Exercise aim
Print the complete set of entries exactly.

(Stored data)
[BEGIN]
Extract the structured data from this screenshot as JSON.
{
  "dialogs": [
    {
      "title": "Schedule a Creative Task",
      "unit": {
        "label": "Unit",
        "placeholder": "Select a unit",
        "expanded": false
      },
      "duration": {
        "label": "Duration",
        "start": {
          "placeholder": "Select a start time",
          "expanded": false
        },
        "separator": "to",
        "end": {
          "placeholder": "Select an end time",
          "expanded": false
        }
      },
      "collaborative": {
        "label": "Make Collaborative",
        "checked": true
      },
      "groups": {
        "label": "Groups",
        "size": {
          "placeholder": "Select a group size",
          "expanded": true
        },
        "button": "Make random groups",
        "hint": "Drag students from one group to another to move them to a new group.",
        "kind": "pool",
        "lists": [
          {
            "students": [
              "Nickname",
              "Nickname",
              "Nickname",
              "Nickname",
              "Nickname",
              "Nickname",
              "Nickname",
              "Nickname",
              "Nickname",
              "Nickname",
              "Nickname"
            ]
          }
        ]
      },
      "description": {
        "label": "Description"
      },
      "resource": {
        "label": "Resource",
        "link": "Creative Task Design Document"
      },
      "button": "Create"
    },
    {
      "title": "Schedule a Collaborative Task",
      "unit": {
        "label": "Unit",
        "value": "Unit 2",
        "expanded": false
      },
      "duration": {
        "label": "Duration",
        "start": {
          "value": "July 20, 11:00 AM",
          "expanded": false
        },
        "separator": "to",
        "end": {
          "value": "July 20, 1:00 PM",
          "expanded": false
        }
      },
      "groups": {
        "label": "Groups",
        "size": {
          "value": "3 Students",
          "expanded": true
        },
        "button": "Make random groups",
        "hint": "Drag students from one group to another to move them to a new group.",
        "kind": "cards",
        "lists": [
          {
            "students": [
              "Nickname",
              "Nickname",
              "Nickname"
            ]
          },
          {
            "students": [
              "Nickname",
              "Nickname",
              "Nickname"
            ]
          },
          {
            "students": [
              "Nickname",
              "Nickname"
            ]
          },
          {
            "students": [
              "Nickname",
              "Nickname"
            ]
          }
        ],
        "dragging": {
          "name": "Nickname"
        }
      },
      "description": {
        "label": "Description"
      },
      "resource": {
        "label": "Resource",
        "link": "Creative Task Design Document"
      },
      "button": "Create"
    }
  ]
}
[END]
Solution
Extract the structured data from this screenshot as JSON.
{
  "dialogs": [
    {
      "title": "Schedule a Creative Task",
      "unit": {
        "label": "Unit",
        "placeholder": "Select a unit",
        "expanded": false
      },
      "duration": {
        "label": "Duration",
        "start": {
          "placeholder": "Select a start time",
          "expanded": false
        },
        "separator": "to",
        "end": {
          "placeholder": "Select an end time",
          "expanded": false
        }
      },
      "collaborative": {
        "label": "Make Collaborative",
        "checked": true
      },
      "groups": {
        "label": "Groups",
        "size": {
          "placeholder": "Select a group size",
          "expanded": true
        },
        "button": "Make random groups",
        "hint": "Drag students from one group to another to move them to a new group.",
        "kind": "pool",
        "lists": [
          {
            "students": [
              "Nickname",
              "Nickname",
              "Nickname",
              "Nickname",
              "Nickname",
              "Nickname",
              "Nickname",
              "Nickname",
              "Nickname",
              "Nickname",
              "Nickname"
            ]
          }
        ]
      },
      "description": {
        "label": "Description"
      },
      "resource": {
        "label": "Resource",
        "link": "Creative Task Design Document"
      },
      "button": "Create"
    },
    {
      "title": "Schedule a Collaborative Task",
      "unit": {
        "label": "Unit",
        "value": "Unit 2",
        "expanded": false
      },
      "duration": {
        "label": "Duration",
        "start": {
          "value": "July 20, 11:00 AM",
          "expanded": false
        },
        "separator": "to",
        "end": {
          "value": "July 20, 1:00 PM",
          "expanded": false
        }
      },
      "groups": {
        "label": "Groups",
        "size": {
          "value": "3 Students",
          "expanded": true
        },
        "button": "Make random groups",
        "hint": "Drag students from one group to another to move them to a new group.",
        "kind": "cards",
        "lists": [
          {
            "students": [
              "Nickname",
              "Nickname",
              "Nickname"
            ]
          },
          {
            "students": [
              "Nickname",
              "Nickname",
              "Nickname"
            ]
          },
          {
            "students": [
              "Nickname",
              "Nickname"
            ]
          },
          {
            "students": [
              "Nickname",
              "Nickname"
            ]
          }
        ],
        "dragging": {
          "name": "Nickname"
        }
      },
      "description": {
        "label": "Description"
      },
      "resource": {
        "label": "Resource",
        "link": "Creative Task Design Document"
      },
      "button": "Create"
    }
  ]
}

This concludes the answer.